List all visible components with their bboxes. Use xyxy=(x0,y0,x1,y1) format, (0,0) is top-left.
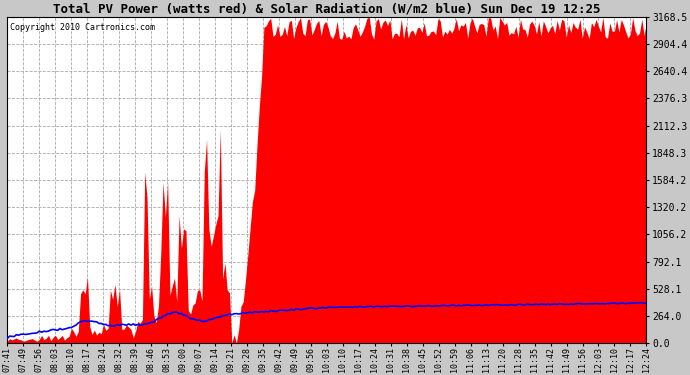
Title: Total PV Power (watts red) & Solar Radiation (W/m2 blue) Sun Dec 19 12:25: Total PV Power (watts red) & Solar Radia… xyxy=(53,3,600,16)
Text: Copyright 2010 Cartronics.com: Copyright 2010 Cartronics.com xyxy=(10,24,155,33)
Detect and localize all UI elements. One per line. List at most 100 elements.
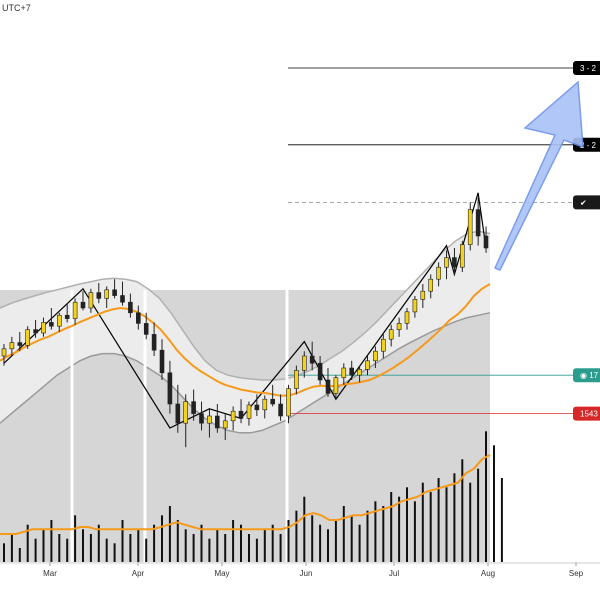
candle-body [333,377,339,394]
price-level-label-2: ✔ [580,198,587,207]
candle-body [365,360,370,370]
volume-bar [145,538,148,562]
volume-bar [232,520,235,562]
candle-body [286,388,291,417]
candle-body [222,420,228,429]
volume-bar [121,520,124,562]
volume-bar [153,524,156,562]
volume-bar [374,501,377,562]
candle-body [373,350,378,362]
volume-bar [3,543,5,562]
volume-bar [469,482,472,562]
volume-bar [82,529,84,562]
candle-body [1,348,7,357]
candle-body [254,404,260,411]
ema-line [0,283,491,397]
volume-bar [429,492,432,562]
volume-bar [319,524,322,562]
volume-bar [176,520,179,562]
price-level-tag-4 [573,406,600,421]
volume-bar [271,524,274,562]
candle-body [349,367,355,376]
x-tick-label: Jun [300,569,313,578]
volume-bar [366,510,369,562]
candle-body [199,413,204,424]
candle-body [246,404,252,419]
candle-body [459,244,465,268]
candle-body [25,329,31,346]
candle-body [325,379,331,394]
volume-bar [216,529,219,562]
volume-bar [113,543,116,562]
volume-bar [382,506,385,562]
volume-bar [34,538,37,562]
candle-body [262,398,268,411]
x-tick-label: Aug [481,569,495,578]
volume-bar [161,515,163,562]
candle-body [80,301,86,309]
x-tick-label: Apr [132,569,145,578]
candle-body [49,322,54,327]
candle-body [88,292,94,309]
volume-bar [10,534,13,562]
candle-body [270,398,276,405]
volume-bar [208,538,211,562]
volume-bar [18,548,21,562]
volume-bar [137,529,140,562]
volume-bar [42,529,45,562]
price-level-label-0: 3 - 2 [580,64,597,73]
candle-body [341,367,347,378]
candle-body [294,370,299,389]
price-level-label-4: 1543 [580,410,598,419]
candle-body [136,312,141,324]
candle-body [175,403,181,424]
candle-body [380,338,386,352]
candle-body [428,278,434,292]
volume-bar [342,506,345,562]
volume-bar [184,529,187,562]
candle-body [120,295,125,303]
candle-body [412,299,418,313]
x-tick-label: Mar [43,569,57,578]
volume-bar [334,520,337,562]
candle-body [167,372,173,405]
candle-body [230,410,236,422]
candle-body [104,289,109,299]
candle-body [483,235,489,249]
candle-body [238,410,244,419]
candle-body [128,301,133,314]
volume-bar [500,478,503,562]
candle-body [444,257,449,268]
candle-body [467,209,473,245]
volume-bar [413,501,416,562]
timezone-text: UTC+7 [2,3,31,13]
candle-body [151,334,157,351]
volume-bar [224,534,227,562]
volume-bar [240,524,242,562]
volume-bar [295,510,298,562]
volume-bar [200,524,203,562]
volume-bar [50,520,53,562]
volume-bar [97,524,100,562]
volume-bar [350,515,353,562]
volume-bar [453,473,456,562]
candle-body [64,314,70,319]
volume-bar [445,487,448,562]
volume-bar [89,534,92,562]
x-tick-label: Sep [569,569,584,578]
volume-bar [263,529,266,562]
band-upper-line [0,230,491,381]
candle-body [436,266,441,280]
volume-bar [303,496,306,562]
volume-bar [26,524,29,562]
volume-ma-line [0,453,491,535]
candle-body [56,314,62,327]
candle-body [317,362,323,381]
candle-body [191,401,196,414]
candle-body [475,209,481,237]
volume-bar [437,478,440,562]
candle-body [357,369,362,376]
x-tick-label: Jul [389,569,399,578]
volume-bar [105,538,108,562]
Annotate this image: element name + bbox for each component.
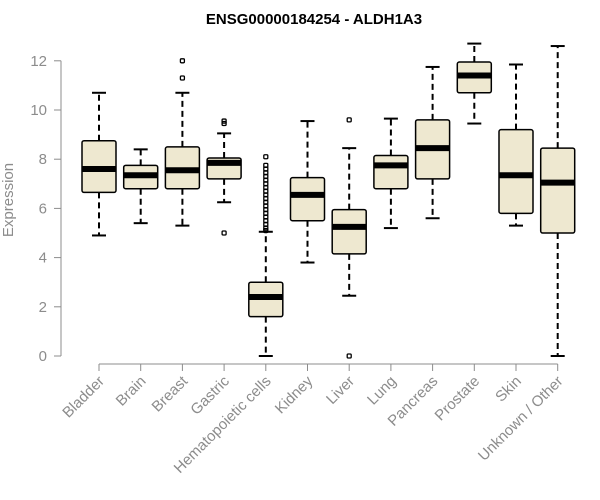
outlier-point	[263, 227, 269, 234]
box-group	[498, 63, 534, 227]
box-group	[248, 154, 284, 357]
outlier-point	[346, 353, 352, 359]
box-group	[331, 117, 367, 359]
outlier-point	[221, 230, 227, 236]
outlier-point	[179, 75, 186, 81]
outlier-point	[263, 154, 269, 160]
outlier-point	[346, 117, 352, 123]
box-group	[373, 117, 409, 230]
y-tick-label: 2	[39, 299, 47, 316]
box-group	[206, 118, 242, 236]
chart-title: ENSG00000184254 - ALDH1A3	[206, 11, 422, 28]
box-group	[164, 58, 201, 227]
outlier-point	[263, 162, 269, 169]
y-tick-label: 8	[39, 151, 47, 168]
box-iqr	[498, 128, 534, 215]
x-tick-label: Breast	[149, 372, 192, 415]
x-tick-label: Bladder	[59, 373, 108, 422]
box-iqr	[289, 176, 326, 222]
x-tick-label: Kidney	[272, 372, 317, 417]
plot-area	[81, 42, 576, 359]
box-group	[456, 42, 493, 125]
outlier-point	[221, 118, 227, 124]
y-tick-label: 6	[39, 200, 47, 217]
box-group	[81, 91, 117, 237]
box-iqr	[331, 208, 367, 255]
y-tick-label: 4	[39, 250, 47, 267]
box-group	[122, 148, 159, 225]
y-tick-label: 10	[30, 102, 47, 119]
box-group	[539, 45, 576, 357]
box-group	[414, 65, 451, 220]
x-tick-label: Skin	[492, 373, 525, 406]
x-tick-label: Liver	[323, 373, 358, 408]
y-axis: 0 2 4 6 8 10 12	[30, 53, 62, 365]
y-tick-label: 12	[30, 53, 47, 70]
y-axis-label: Expression	[0, 163, 17, 237]
box-group	[289, 120, 326, 264]
y-tick-label: 0	[39, 348, 47, 365]
box-iqr	[539, 147, 576, 234]
x-tick-label: Brain	[113, 373, 150, 410]
x-tick-label: Lung	[364, 373, 400, 409]
box-iqr	[373, 154, 409, 190]
outlier-point	[179, 58, 186, 64]
x-tick-label: Prostate	[432, 373, 484, 425]
outlier-point	[221, 120, 227, 127]
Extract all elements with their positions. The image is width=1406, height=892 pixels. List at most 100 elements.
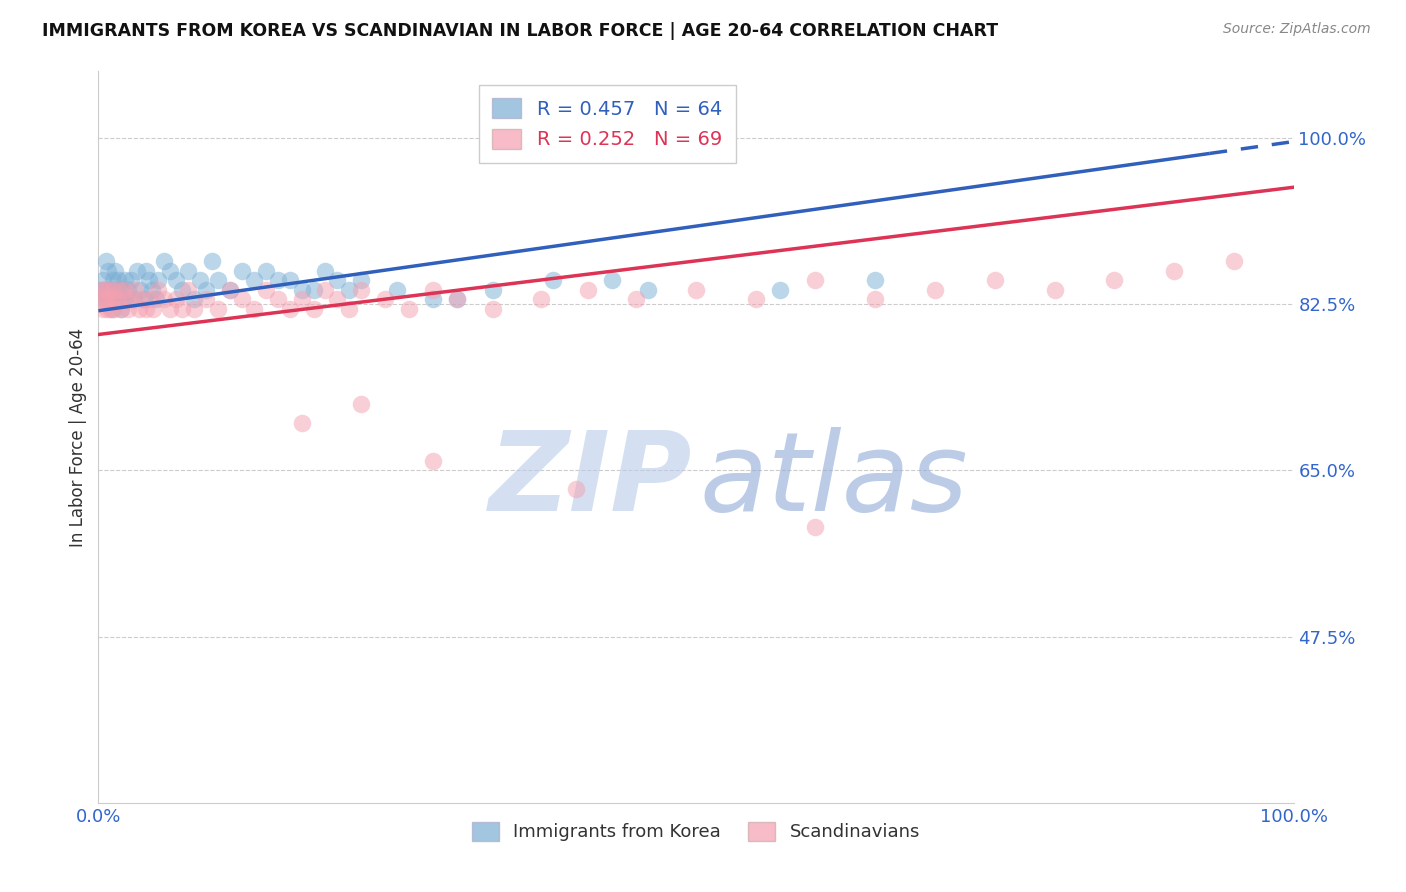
Point xyxy=(121,293,143,307)
Point xyxy=(103,301,125,316)
Point xyxy=(91,293,114,307)
Point xyxy=(141,283,163,297)
Point xyxy=(183,293,205,307)
Point xyxy=(107,283,129,297)
Point xyxy=(315,283,337,297)
Point xyxy=(93,283,115,297)
Point xyxy=(231,293,253,307)
Point xyxy=(422,293,444,307)
Point xyxy=(565,483,588,497)
Point xyxy=(97,283,120,297)
Point xyxy=(132,293,155,307)
Point xyxy=(278,273,301,287)
Point xyxy=(112,293,135,307)
Point xyxy=(114,273,136,287)
Point xyxy=(530,293,553,307)
Point xyxy=(446,293,468,307)
Point xyxy=(195,293,218,307)
Point xyxy=(97,264,120,278)
Point xyxy=(177,264,200,278)
Point xyxy=(1163,264,1185,278)
Point xyxy=(188,273,211,287)
Point xyxy=(339,301,361,316)
Point xyxy=(865,273,887,287)
Point xyxy=(243,301,266,316)
Point xyxy=(207,301,229,316)
Point xyxy=(98,293,122,307)
Point xyxy=(768,283,790,297)
Point xyxy=(98,301,122,316)
Point xyxy=(138,273,160,287)
Point xyxy=(745,293,768,307)
Point xyxy=(96,293,118,307)
Point xyxy=(374,293,396,307)
Point xyxy=(104,264,127,278)
Point xyxy=(267,293,290,307)
Point xyxy=(267,273,290,287)
Point xyxy=(148,273,170,287)
Point xyxy=(685,283,707,297)
Point xyxy=(254,283,277,297)
Point xyxy=(90,283,112,297)
Point xyxy=(422,454,444,468)
Point xyxy=(90,283,112,297)
Point xyxy=(350,397,373,411)
Point xyxy=(291,293,314,307)
Point xyxy=(105,293,128,307)
Point xyxy=(481,283,505,297)
Point xyxy=(153,293,176,307)
Point xyxy=(446,293,468,307)
Point xyxy=(339,283,361,297)
Point xyxy=(115,293,138,307)
Point xyxy=(100,301,122,316)
Text: ZIP: ZIP xyxy=(489,427,692,534)
Point xyxy=(302,301,325,316)
Point xyxy=(120,273,142,287)
Point xyxy=(804,273,827,287)
Point xyxy=(108,293,131,307)
Point xyxy=(96,301,118,316)
Text: Source: ZipAtlas.com: Source: ZipAtlas.com xyxy=(1223,22,1371,37)
Point xyxy=(177,283,200,297)
Point xyxy=(148,283,170,297)
Point xyxy=(165,293,187,307)
Point xyxy=(100,293,122,307)
Point xyxy=(207,273,229,287)
Point xyxy=(135,264,157,278)
Point xyxy=(117,283,139,297)
Point xyxy=(183,301,205,316)
Point xyxy=(231,264,253,278)
Point xyxy=(91,293,114,307)
Point xyxy=(637,283,659,297)
Point xyxy=(278,301,301,316)
Point xyxy=(422,283,444,297)
Point xyxy=(117,301,139,316)
Point xyxy=(107,273,129,287)
Point xyxy=(172,283,194,297)
Point xyxy=(159,301,181,316)
Point xyxy=(139,293,162,307)
Point xyxy=(135,301,157,316)
Point xyxy=(93,283,115,297)
Point xyxy=(159,264,181,278)
Point xyxy=(91,273,114,287)
Point xyxy=(219,283,242,297)
Point xyxy=(195,283,218,297)
Point xyxy=(1043,283,1066,297)
Point xyxy=(541,273,564,287)
Point xyxy=(626,293,648,307)
Point xyxy=(129,283,152,297)
Point xyxy=(128,301,150,316)
Point xyxy=(172,301,194,316)
Point xyxy=(115,293,138,307)
Point xyxy=(98,293,121,307)
Point xyxy=(101,283,124,297)
Point xyxy=(94,254,117,268)
Point xyxy=(315,264,337,278)
Point xyxy=(398,301,420,316)
Y-axis label: In Labor Force | Age 20-64: In Labor Force | Age 20-64 xyxy=(69,327,87,547)
Point xyxy=(602,273,624,287)
Point xyxy=(145,293,167,307)
Point xyxy=(107,283,129,297)
Point xyxy=(1104,273,1126,287)
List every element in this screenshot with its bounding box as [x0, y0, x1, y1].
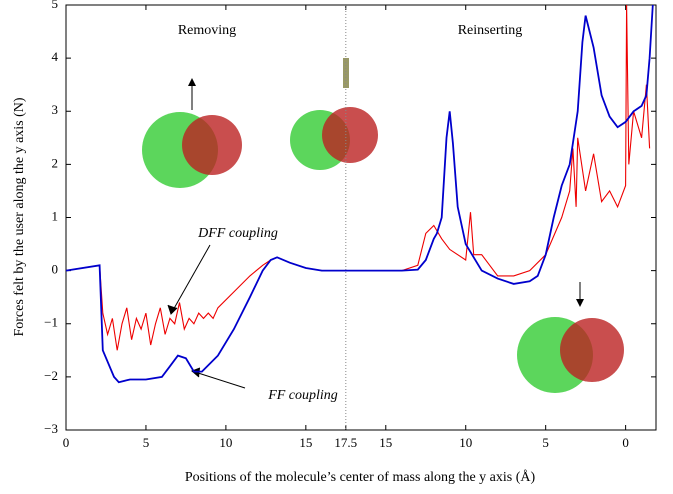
y-tick-label: −3: [44, 421, 58, 436]
y-tick-label: −2: [44, 368, 58, 383]
annotation: DFF coupling: [197, 226, 278, 241]
line-series: [65, 4, 654, 384]
y-tick-label: 3: [52, 102, 59, 117]
x-tick-label: 5: [143, 435, 150, 450]
y-tick-label: 1: [52, 208, 59, 223]
y-tick-label: 4: [52, 49, 59, 64]
annotation: Reinserting: [458, 23, 523, 38]
annotation: Removing: [178, 23, 236, 38]
x-tick-label: 0: [63, 435, 70, 450]
molecule-right: [517, 282, 624, 393]
y-tick-label: 0: [52, 262, 59, 277]
y-tick-label: 5: [52, 0, 59, 11]
y-tick-label: 2: [52, 155, 59, 170]
annotation: FF coupling: [267, 388, 338, 403]
molecule-left: [142, 78, 242, 188]
x-tick-label: 10: [459, 435, 472, 450]
x-tick-label: 0: [622, 435, 629, 450]
x-axis-label: Positions of the molecule’s center of ma…: [185, 469, 536, 485]
x-tick-label: 15: [299, 435, 312, 450]
x-tick-label: 15: [379, 435, 392, 450]
x-tick-label: 10: [219, 435, 232, 450]
x-tick-label: 17.5: [334, 435, 357, 450]
line-series: [65, 4, 651, 351]
y-tick-label: −1: [44, 315, 58, 330]
x-tick-label: 5: [542, 435, 549, 450]
molecule-middle: [290, 58, 378, 170]
y-axis-label: Forces felt by the user along the y axis…: [12, 97, 27, 336]
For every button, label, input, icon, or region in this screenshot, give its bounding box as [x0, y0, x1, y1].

--

What this task involves.
From the records above, pull out every line that contains the word "their", matching case exactly.

Result of the task.
List all visible components with their bboxes. Use xyxy=(x0,y0,x1,y1) format, (0,0) is top-left.
Extract all elements with their positions. The image is width=1406, height=892 pixels. List at most 100 elements.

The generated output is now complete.